» **Stated exercise**
Turn the records into a JSON list of strings, one string per line and no blank lines, starting with the first line of the records and ending with the line containing "candle-body (591, 206, 596, 241)".

» **Extracted material**
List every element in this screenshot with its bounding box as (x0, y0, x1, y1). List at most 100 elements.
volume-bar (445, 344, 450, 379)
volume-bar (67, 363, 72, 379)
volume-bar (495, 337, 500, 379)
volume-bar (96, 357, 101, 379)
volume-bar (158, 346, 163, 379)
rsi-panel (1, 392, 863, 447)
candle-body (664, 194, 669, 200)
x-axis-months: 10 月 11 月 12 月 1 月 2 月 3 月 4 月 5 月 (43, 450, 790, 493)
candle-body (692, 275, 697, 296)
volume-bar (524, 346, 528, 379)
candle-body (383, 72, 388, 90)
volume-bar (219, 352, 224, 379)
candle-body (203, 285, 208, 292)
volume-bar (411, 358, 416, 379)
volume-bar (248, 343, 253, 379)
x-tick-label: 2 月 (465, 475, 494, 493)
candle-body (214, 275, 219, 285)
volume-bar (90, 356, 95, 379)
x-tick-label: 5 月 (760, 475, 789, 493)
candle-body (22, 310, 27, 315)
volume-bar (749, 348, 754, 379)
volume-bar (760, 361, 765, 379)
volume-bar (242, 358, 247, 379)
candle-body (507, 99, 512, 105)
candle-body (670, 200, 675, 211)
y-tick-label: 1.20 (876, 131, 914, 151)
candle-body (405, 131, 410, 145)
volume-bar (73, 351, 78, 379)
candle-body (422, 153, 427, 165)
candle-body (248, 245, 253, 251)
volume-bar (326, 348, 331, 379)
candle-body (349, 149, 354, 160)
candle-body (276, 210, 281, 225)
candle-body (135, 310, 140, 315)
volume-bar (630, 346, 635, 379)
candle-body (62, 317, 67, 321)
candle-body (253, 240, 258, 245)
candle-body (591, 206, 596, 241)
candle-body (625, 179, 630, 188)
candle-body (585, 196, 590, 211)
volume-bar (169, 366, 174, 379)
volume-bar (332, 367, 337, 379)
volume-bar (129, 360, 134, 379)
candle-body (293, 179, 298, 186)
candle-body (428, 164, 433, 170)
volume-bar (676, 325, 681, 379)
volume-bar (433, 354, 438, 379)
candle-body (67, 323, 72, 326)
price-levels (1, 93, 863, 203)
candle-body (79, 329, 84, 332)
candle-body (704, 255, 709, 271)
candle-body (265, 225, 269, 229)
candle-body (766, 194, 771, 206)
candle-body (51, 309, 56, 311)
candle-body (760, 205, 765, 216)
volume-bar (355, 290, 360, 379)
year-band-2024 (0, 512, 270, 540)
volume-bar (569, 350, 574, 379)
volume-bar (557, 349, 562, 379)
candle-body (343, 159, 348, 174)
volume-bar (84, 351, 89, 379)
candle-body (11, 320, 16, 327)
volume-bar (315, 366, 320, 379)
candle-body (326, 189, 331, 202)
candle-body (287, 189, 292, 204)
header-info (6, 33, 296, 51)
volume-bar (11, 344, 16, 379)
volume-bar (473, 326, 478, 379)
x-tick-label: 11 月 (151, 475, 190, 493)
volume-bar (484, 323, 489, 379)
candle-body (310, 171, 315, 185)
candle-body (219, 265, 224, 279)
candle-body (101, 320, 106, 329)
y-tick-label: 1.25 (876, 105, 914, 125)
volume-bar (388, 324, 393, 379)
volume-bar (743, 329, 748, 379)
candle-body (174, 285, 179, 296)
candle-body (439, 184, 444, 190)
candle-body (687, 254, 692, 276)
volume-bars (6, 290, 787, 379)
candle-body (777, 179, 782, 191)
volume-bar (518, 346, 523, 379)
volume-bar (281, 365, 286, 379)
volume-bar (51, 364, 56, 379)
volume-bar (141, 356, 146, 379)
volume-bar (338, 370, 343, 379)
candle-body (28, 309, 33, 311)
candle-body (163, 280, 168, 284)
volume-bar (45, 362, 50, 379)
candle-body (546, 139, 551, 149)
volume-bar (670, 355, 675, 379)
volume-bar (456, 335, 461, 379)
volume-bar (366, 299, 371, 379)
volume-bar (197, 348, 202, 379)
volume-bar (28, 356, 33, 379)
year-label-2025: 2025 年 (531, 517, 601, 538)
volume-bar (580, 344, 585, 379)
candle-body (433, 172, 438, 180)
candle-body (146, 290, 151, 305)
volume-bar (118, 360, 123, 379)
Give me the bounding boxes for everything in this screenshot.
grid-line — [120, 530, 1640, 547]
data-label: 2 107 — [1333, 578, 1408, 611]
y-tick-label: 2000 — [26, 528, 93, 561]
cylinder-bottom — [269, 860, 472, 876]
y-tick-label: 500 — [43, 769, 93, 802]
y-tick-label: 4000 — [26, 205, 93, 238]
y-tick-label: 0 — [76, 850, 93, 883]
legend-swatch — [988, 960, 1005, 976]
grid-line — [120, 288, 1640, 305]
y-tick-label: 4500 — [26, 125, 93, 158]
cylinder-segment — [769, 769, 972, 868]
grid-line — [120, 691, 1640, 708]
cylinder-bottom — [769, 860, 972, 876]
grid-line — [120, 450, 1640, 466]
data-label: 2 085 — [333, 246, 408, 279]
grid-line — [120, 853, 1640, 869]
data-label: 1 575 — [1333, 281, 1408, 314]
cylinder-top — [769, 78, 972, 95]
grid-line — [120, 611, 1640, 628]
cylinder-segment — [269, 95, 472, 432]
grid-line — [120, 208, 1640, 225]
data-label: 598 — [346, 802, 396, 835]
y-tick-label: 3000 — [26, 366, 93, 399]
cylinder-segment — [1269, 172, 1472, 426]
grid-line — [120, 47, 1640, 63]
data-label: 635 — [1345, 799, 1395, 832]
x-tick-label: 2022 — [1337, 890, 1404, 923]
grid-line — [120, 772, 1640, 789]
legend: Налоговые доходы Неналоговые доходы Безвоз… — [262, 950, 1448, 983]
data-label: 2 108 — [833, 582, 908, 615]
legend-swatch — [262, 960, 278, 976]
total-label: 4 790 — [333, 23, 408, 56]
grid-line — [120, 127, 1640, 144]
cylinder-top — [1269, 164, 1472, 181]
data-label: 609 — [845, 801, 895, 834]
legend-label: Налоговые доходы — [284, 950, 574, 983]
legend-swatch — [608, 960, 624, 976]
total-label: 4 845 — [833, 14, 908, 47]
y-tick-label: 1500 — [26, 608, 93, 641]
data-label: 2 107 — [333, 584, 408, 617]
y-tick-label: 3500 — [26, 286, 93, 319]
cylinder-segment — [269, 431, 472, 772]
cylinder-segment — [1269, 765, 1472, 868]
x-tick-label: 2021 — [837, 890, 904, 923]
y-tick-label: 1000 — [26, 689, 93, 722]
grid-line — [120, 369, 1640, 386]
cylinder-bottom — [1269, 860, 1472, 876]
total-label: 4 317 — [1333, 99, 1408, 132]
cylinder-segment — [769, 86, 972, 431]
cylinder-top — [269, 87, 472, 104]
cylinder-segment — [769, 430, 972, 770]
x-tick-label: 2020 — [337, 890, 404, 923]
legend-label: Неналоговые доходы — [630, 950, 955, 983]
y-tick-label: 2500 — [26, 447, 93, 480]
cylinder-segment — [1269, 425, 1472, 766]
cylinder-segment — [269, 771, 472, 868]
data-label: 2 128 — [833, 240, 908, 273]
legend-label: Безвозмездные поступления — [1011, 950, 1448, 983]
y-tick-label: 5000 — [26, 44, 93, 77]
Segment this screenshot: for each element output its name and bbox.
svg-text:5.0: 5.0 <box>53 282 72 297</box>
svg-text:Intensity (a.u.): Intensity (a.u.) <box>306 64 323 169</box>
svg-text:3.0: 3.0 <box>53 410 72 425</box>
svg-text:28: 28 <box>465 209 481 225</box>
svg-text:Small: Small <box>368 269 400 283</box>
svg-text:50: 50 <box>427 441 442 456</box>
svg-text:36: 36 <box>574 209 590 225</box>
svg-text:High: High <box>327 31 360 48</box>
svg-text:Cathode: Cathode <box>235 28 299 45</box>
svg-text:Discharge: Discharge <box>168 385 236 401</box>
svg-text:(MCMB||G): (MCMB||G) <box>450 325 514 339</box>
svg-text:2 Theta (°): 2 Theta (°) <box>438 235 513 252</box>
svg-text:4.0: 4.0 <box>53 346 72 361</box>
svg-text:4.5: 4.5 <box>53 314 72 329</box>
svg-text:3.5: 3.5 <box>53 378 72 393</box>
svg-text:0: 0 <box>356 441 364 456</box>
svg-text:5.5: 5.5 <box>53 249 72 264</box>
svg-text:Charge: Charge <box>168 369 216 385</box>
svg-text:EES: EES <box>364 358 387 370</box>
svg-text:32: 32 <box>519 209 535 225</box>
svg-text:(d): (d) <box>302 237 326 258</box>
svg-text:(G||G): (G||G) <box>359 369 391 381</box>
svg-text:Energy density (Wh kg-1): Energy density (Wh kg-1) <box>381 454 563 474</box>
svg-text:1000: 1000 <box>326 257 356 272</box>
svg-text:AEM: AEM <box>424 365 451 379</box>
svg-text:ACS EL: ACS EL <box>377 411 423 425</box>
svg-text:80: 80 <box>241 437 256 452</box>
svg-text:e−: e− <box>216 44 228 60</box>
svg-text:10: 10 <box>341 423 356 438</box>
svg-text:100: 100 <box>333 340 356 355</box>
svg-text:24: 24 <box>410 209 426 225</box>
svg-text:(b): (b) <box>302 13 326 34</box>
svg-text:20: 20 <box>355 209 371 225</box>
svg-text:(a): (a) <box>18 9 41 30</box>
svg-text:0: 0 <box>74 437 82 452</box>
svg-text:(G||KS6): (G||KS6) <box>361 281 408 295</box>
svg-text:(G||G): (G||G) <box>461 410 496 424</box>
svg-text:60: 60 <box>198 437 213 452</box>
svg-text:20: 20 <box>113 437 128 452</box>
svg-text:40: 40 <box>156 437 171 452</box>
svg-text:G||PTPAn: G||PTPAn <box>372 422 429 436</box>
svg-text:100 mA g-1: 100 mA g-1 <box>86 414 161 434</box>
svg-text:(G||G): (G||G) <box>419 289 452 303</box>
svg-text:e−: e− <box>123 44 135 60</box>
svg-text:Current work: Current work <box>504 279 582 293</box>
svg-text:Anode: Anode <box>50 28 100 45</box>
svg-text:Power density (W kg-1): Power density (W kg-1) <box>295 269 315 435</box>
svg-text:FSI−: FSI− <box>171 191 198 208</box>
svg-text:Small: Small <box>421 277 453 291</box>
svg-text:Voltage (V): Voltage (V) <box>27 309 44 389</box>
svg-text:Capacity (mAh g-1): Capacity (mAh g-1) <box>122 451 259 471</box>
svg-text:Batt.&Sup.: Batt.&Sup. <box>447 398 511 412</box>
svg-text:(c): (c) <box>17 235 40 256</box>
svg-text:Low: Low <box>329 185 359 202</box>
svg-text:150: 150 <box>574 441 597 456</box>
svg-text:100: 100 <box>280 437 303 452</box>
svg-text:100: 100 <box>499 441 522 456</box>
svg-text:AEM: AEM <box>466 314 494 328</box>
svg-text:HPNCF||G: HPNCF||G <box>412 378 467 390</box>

» **Response to this task**
[
  "List every element in this screenshot with its bounding box as (x0, y0, x1, y1). List at most 100 elements.",
  "volume-bar (445, 344, 450, 379)",
  "volume-bar (67, 363, 72, 379)",
  "volume-bar (495, 337, 500, 379)",
  "volume-bar (96, 357, 101, 379)",
  "volume-bar (158, 346, 163, 379)",
  "rsi-panel (1, 392, 863, 447)",
  "candle-body (664, 194, 669, 200)",
  "x-axis-months: 10 月 11 月 12 月 1 月 2 月 3 月 4 月 5 月 (43, 450, 790, 493)",
  "candle-body (692, 275, 697, 296)",
  "volume-bar (524, 346, 528, 379)",
  "candle-body (383, 72, 388, 90)",
  "volume-bar (219, 352, 224, 379)",
  "candle-body (203, 285, 208, 292)",
  "volume-bar (411, 358, 416, 379)",
  "volume-bar (248, 343, 253, 379)",
  "x-tick-label: 2 月 (465, 475, 494, 493)",
  "candle-body (214, 275, 219, 285)",
  "volume-bar (90, 356, 95, 379)",
  "x-tick-label: 5 月 (760, 475, 789, 493)",
  "candle-body (22, 310, 27, 315)",
  "volume-bar (749, 348, 754, 379)",
  "volume-bar (760, 361, 765, 379)",
  "volume-bar (242, 358, 247, 379)",
  "candle-body (507, 99, 512, 105)",
  "candle-body (670, 200, 675, 211)",
  "y-tick-label: 1.20 (876, 131, 914, 151)",
  "candle-body (405, 131, 410, 145)",
  "volume-bar (73, 351, 78, 379)",
  "candle-body (422, 153, 427, 165)",
  "candle-body (248, 245, 253, 251)",
  "volume-bar (326, 348, 331, 379)",
  "candle-body (349, 149, 354, 160)",
  "candle-body (276, 210, 281, 225)",
  "candle-body (135, 310, 140, 315)",
  "volume-bar (630, 346, 635, 379)",
  "candle-body (62, 317, 67, 321)",
  "candle-body (253, 240, 258, 245)",
  "candle-body (591, 206, 596, 241)"
]